**Records from a collection**
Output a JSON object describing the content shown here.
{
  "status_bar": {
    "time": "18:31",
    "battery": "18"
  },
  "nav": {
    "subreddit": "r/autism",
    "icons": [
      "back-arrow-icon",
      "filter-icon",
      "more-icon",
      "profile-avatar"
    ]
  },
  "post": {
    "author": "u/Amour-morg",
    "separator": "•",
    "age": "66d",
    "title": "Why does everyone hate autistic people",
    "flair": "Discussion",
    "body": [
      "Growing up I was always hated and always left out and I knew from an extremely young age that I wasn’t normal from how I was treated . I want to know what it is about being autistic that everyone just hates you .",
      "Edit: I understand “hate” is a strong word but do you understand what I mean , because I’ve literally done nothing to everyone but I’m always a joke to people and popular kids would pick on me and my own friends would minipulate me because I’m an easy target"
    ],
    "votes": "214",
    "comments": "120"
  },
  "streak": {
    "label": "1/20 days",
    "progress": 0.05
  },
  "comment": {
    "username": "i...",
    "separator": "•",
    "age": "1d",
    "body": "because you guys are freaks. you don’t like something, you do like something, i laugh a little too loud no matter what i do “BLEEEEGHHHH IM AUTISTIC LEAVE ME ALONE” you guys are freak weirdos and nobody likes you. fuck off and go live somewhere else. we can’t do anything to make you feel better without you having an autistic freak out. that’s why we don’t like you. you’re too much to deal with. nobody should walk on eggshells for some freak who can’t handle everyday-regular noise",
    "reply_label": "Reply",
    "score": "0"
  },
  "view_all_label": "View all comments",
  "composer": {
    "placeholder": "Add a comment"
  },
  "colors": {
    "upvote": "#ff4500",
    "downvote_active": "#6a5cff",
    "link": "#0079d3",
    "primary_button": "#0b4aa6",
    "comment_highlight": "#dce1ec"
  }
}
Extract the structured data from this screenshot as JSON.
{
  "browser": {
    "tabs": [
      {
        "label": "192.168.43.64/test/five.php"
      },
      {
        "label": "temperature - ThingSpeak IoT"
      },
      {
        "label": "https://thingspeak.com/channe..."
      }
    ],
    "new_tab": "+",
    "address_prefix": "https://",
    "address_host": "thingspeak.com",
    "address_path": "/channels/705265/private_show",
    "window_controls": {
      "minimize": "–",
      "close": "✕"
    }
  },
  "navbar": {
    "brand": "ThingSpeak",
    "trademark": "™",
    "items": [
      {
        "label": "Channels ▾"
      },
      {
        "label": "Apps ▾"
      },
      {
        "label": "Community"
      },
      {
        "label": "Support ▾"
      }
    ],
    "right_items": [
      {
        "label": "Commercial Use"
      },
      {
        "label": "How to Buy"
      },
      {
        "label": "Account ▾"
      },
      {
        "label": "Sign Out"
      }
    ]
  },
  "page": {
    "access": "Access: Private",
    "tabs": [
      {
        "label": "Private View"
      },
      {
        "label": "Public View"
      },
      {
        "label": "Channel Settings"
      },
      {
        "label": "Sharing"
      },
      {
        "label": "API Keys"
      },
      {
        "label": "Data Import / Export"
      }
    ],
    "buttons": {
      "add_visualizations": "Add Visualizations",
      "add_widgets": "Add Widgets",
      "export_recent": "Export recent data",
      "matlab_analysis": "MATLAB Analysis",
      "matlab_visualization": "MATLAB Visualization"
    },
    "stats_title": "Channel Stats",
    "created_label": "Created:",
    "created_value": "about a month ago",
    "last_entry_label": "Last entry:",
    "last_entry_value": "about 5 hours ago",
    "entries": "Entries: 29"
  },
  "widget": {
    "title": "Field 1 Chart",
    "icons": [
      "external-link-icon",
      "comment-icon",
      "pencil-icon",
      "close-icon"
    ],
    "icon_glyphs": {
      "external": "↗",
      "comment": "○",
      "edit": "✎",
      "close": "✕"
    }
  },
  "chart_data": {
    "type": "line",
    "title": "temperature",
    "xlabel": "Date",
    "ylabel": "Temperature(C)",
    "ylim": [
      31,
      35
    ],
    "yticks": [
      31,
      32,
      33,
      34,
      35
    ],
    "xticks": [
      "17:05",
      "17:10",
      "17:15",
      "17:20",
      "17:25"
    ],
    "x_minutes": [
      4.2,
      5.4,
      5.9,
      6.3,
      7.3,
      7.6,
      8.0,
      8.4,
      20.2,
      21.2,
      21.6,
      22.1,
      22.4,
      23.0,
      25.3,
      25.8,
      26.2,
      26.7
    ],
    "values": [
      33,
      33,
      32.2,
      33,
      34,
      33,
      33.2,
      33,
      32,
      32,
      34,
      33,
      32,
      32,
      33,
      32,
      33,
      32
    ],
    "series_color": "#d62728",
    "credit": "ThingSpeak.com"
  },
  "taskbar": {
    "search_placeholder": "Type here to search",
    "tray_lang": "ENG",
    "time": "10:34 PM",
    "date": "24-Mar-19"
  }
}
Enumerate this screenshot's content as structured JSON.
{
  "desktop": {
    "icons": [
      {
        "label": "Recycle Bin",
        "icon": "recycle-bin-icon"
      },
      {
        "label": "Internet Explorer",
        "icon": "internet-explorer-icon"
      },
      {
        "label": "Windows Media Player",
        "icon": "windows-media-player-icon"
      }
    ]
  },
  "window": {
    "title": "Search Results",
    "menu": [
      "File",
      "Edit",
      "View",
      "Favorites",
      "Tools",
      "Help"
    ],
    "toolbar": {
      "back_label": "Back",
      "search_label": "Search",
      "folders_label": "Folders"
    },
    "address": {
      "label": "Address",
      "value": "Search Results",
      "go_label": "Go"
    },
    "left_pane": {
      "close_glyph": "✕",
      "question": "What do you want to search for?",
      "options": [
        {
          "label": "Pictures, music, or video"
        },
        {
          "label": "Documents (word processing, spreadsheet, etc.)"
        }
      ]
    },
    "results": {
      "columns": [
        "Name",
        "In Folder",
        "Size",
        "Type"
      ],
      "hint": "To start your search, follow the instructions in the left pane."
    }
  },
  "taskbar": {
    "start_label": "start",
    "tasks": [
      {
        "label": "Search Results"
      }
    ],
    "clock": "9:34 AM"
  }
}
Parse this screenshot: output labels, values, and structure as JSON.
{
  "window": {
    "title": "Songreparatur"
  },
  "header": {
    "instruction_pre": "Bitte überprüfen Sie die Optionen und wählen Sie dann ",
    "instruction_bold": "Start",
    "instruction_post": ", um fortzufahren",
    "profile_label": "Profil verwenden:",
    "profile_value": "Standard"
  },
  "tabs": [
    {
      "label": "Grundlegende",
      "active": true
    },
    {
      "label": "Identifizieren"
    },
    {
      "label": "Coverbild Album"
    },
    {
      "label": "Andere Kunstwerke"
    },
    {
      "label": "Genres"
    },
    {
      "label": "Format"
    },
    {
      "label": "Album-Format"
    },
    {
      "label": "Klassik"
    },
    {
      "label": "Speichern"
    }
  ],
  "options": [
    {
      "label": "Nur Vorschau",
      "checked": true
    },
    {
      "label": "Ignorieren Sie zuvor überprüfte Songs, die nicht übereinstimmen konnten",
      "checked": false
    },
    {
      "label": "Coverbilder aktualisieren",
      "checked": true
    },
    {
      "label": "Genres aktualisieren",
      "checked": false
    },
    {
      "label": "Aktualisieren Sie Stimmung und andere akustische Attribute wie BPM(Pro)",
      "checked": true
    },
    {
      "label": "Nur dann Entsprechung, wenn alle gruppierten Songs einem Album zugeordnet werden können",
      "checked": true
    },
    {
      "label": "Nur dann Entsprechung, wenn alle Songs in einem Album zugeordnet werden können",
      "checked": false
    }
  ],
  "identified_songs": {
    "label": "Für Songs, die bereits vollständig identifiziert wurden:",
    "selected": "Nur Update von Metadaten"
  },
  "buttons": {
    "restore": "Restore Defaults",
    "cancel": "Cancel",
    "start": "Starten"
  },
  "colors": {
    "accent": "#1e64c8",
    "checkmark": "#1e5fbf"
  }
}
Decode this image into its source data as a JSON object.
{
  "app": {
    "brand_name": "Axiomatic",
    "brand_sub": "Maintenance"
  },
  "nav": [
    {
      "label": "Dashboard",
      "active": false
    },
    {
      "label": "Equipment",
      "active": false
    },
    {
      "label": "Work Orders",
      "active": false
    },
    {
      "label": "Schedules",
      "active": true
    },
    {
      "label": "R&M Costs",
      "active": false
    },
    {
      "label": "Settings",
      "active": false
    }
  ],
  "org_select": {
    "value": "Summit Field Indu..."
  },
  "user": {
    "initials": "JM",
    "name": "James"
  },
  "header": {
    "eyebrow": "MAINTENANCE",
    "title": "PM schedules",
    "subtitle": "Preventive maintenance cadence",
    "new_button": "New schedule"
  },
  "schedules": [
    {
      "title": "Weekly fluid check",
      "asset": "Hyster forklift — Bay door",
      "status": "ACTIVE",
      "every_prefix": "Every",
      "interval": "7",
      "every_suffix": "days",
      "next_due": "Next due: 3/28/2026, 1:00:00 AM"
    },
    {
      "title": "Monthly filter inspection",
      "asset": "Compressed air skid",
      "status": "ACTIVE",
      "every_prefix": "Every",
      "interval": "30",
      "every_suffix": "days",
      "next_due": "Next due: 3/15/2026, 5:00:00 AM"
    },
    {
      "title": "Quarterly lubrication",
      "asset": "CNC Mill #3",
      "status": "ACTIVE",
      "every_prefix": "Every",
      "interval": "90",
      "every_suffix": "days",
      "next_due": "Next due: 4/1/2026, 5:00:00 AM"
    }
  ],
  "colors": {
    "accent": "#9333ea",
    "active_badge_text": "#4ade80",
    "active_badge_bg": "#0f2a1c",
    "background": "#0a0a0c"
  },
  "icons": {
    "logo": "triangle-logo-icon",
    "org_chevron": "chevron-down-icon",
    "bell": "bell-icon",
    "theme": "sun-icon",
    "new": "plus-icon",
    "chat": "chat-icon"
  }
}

**Problem description**
Make a list of all lines in the data that contain "about".

**Result**
      "Growing up I was always hated and always left out and I knew from an extremely young age that I wasn’t normal from how I was treated . I want to know what it is about being autistic that everyone just hates you .",
    "created_value": "about a month ago",
    "last_entry_value": "about 5 hours ago",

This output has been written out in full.